═════ DATASET RECORDS
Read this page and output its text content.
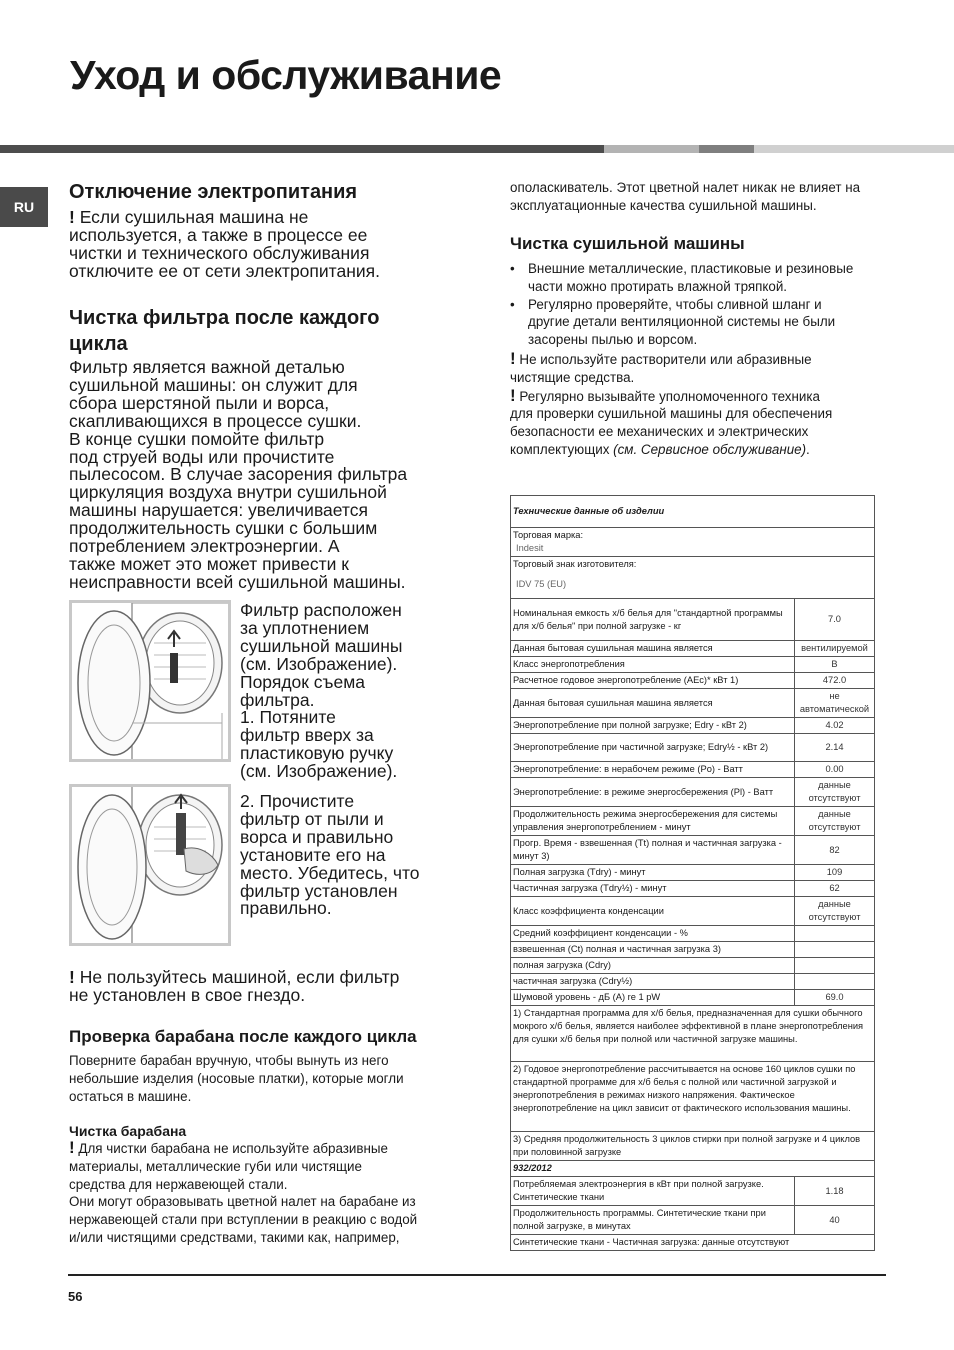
Уход и обслуживание
RU
Отключение электропитания
! Если сушильная машина не
используется, а также в процессе ее
чистки и технического обслуживания
отключите ее от сети электропитания.
Чистка фильтра после каждого
цикла
Фильтр является важной деталью
сушильной машины: он служит для
сбора шерстяной пыли и ворса,
скапливающихся в процессе сушки.
В конце сушки помойте фильтр
под струей воды или прочистите
пылесосом. В случае засорения фильтра
циркуляция воздуха внутри сушильной
машины нарушается: увеличивается
продолжительность сушки с большим
потреблением электроэнергии. А
также может это может привести к
неисправности всей сушильной машины.
Фильтр расположен
за уплотнением
сушильной машины
(см. Изображение).
Порядок съема
фильтра.
1. Потяните
фильтр вверх за
пластиковую ручку
(см. Изображение).
2. Прочистите
фильтр от пыли и
ворса и правильно
установите его на
место. Убедитесь, что
фильтр установлен
правильно.
! Не пользуйтесь машиной, если фильтр
не установлен в свое гнездо.
Проверка барабана после каждого цикла
Поверните барабан вручную, чтобы вынуть из него
небольшие изделия (носовые платки), которые могли
остаться в машине.
Чистка барабана
! Для чистки барабана не используйте абразивные
материалы, металлические губи или чистящие
средства для нержавеющей стали.
Они могут образовывать цветной налет на барабане из
нержавеющей стали при вступлении в реакцию с водой
и/или чистящими средствами, такими как, например,
ополаскиватель. Этот цветной налет никак не влияет на
эксплуатационные качества сушильной машины.
Чистка сушильной машины
• Внешние металлические, пластиковые и резиновые
части можно протирать влажной тряпкой.
• Регулярно проверяйте, чтобы сливной шланг и
другие детали вентиляционной системы не были
засорены пылью и ворсом.
! Не используйте растворители или абразивные
чистящие средства.
! Регулярно вызывайте уполномоченного техника
для проверки сушильной машины для обеспечения
безопасности ее механических и электрических
комплектующих (см. Сервисное обслуживание).
Технические данные об изделии	

Торговая марка:
Indesit	

Торговый знак изготовителя:
IDV 75 (EU)	

Номинальная емкость х/б белья для "стандартной программы для х/б белья" при полной загрузке - кг	7.0
Данная бытовая сушильная машина является	вентилируемой
Класс энергопотребления	B
Расчетное годовое энергопотребление (AEc)* кВт 1)	472.0
Данная бытовая сушильная машина является	не автоматической
Энергопотребление при полной загрузке; Edry - кВт 2)	4.02
Энергопотребление при частичной загрузке; Edry½ - кВт 2)	2.14
Энергопотребление: в нерабочем режиме (Po) - Ватт	0.00
Энергопотребление: в режиме энергосбережения (Pl) - Ватт	данные отсутствуют
Продолжительность режима энергосбережения для системы управления энергопотреблением - минут	данные отсутствуют
Прогр. Время - взвешенная (Tt) полная и частичная загрузка - минут 3)	82
Полная загрузка (Tdry) - минут	109
Частичная загрузка (Tdry½) - минут	62
Класс коэффициента конденсации	данные отсутствуют
Средний коэффициент конденсации - %	
взвешенная (Ct) полная и частичная загрузка 3)	
полная загрузка (Cdry)	
частичная загрузка (Cdry½)	
Шумовой уровень - дБ (A) re 1 pW	69.0
1) Стандартная программа для х/б белья, предназначенная для сушки обычного мокрого х/б белья, является наиболее эффективной в плане энергопотребления для сушки х/б белья при полной или частичной загрузке машины.	
2) Годовое энергопотребление рассчитывается на основе 160 циклов сушки по стандартной программе для х/б белья с полной или частичной загрузкой и энергопотребления в режимах низкого напряжения. Фактическое энергопотребление на цикл зависит от фактического использования машины.	
3) Средняя продолжительность 3 циклов стирки при полной загрузке и 4 циклов при половинной загрузке	
932/2012	
Потребляемая электроэнергия в кВт при полной загрузке. Синтетические ткани	1.18
Продолжительность программы. Синтетические ткани при полной загрузке, в минутах	40
Синтетические ткани - Частичная загрузка: данные отсутствуют	
56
══════════
» EXERCISE DESCRIPTION
Repeat the records above exactly, leaving out the pictures.

» RESULT FOR THIS EXERCISE
Read this page and output its text content.
Уход и обслуживание
RU
Отключение электропитания
! Если сушильная машина не
используется, а также в процессе ее
чистки и технического обслуживания
отключите ее от сети электропитания.
Чистка фильтра после каждого
цикла
Фильтр является важной деталью
сушильной машины: он служит для
сбора шерстяной пыли и ворса,
скапливающихся в процессе сушки.
В конце сушки помойте фильтр
под струей воды или прочистите
пылесосом. В случае засорения фильтра
циркуляция воздуха внутри сушильной
машины нарушается: увеличивается
продолжительность сушки с большим
потреблением электроэнергии. А
также может это может привести к
неисправности всей сушильной машины.
Фильтр расположен
за уплотнением
сушильной машины
(см. Изображение).
Порядок съема
фильтра.
1. Потяните
фильтр вверх за
пластиковую ручку
(см. Изображение).
2. Прочистите
фильтр от пыли и
ворса и правильно
установите его на
место. Убедитесь, что
фильтр установлен
правильно.
! Не пользуйтесь машиной, если фильтр
не установлен в свое гнездо.
Проверка барабана после каждого цикла
Поверните барабан вручную, чтобы вынуть из него
небольшие изделия (носовые платки), которые могли
остаться в машине.
Чистка барабана
! Для чистки барабана не используйте абразивные
материалы, металлические губи или чистящие
средства для нержавеющей стали.
Они могут образовывать цветной налет на барабане из
нержавеющей стали при вступлении в реакцию с водой
и/или чистящими средствами, такими как, например,
ополаскиватель. Этот цветной налет никак не влияет на
эксплуатационные качества сушильной машины.
Чистка сушильной машины
• Внешние металлические, пластиковые и резиновые
части можно протирать влажной тряпкой.
• Регулярно проверяйте, чтобы сливной шланг и
другие детали вентиляционной системы не были
засорены пылью и ворсом.
! Не используйте растворители или абразивные
чистящие средства.
! Регулярно вызывайте уполномоченного техника
для проверки сушильной машины для обеспечения
безопасности ее механических и электрических
комплектующих (см. Сервисное обслуживание).
Технические данные об изделии	

Торговая марка:
Indesit	

Торговый знак изготовителя:
IDV 75 (EU)	

Номинальная емкость х/б белья для "стандартной программы для х/б белья" при полной загрузке - кг	7.0
Данная бытовая сушильная машина является	вентилируемой
Класс энергопотребления	B
Расчетное годовое энергопотребление (AEc)* кВт 1)	472.0
Данная бытовая сушильная машина является	не автоматической
Энергопотребление при полной загрузке; Edry - кВт 2)	4.02
Энергопотребление при частичной загрузке; Edry½ - кВт 2)	2.14
Энергопотребление: в нерабочем режиме (Po) - Ватт	0.00
Энергопотребление: в режиме энергосбережения (Pl) - Ватт	данные отсутствуют
Продолжительность режима энергосбережения для системы управления энергопотреблением - минут	данные отсутствуют
Прогр. Время - взвешенная (Tt) полная и частичная загрузка - минут 3)	82
Полная загрузка (Tdry) - минут	109
Частичная загрузка (Tdry½) - минут	62
Класс коэффициента конденсации	данные отсутствуют
Средний коэффициент конденсации - %	
взвешенная (Ct) полная и частичная загрузка 3)	
полная загрузка (Cdry)	
частичная загрузка (Cdry½)	
Шумовой уровень - дБ (A) re 1 pW	69.0
1) Стандартная программа для х/б белья, предназначенная для сушки обычного мокрого х/б белья, является наиболее эффективной в плане энергопотребления для сушки х/б белья при полной или частичной загрузке машины.	
2) Годовое энергопотребление рассчитывается на основе 160 циклов сушки по стандартной программе для х/б белья с полной или частичной загрузкой и энергопотребления в режимах низкого напряжения. Фактическое энергопотребление на цикл зависит от фактического использования машины.	
3) Средняя продолжительность 3 циклов стирки при полной загрузке и 4 циклов при половинной загрузке	
932/2012	
Потребляемая электроэнергия в кВт при полной загрузке. Синтетические ткани	1.18
Продолжительность программы. Синтетические ткани при полной загрузке, в минутах	40
Синтетические ткани - Частичная загрузка: данные отсутствуют	
56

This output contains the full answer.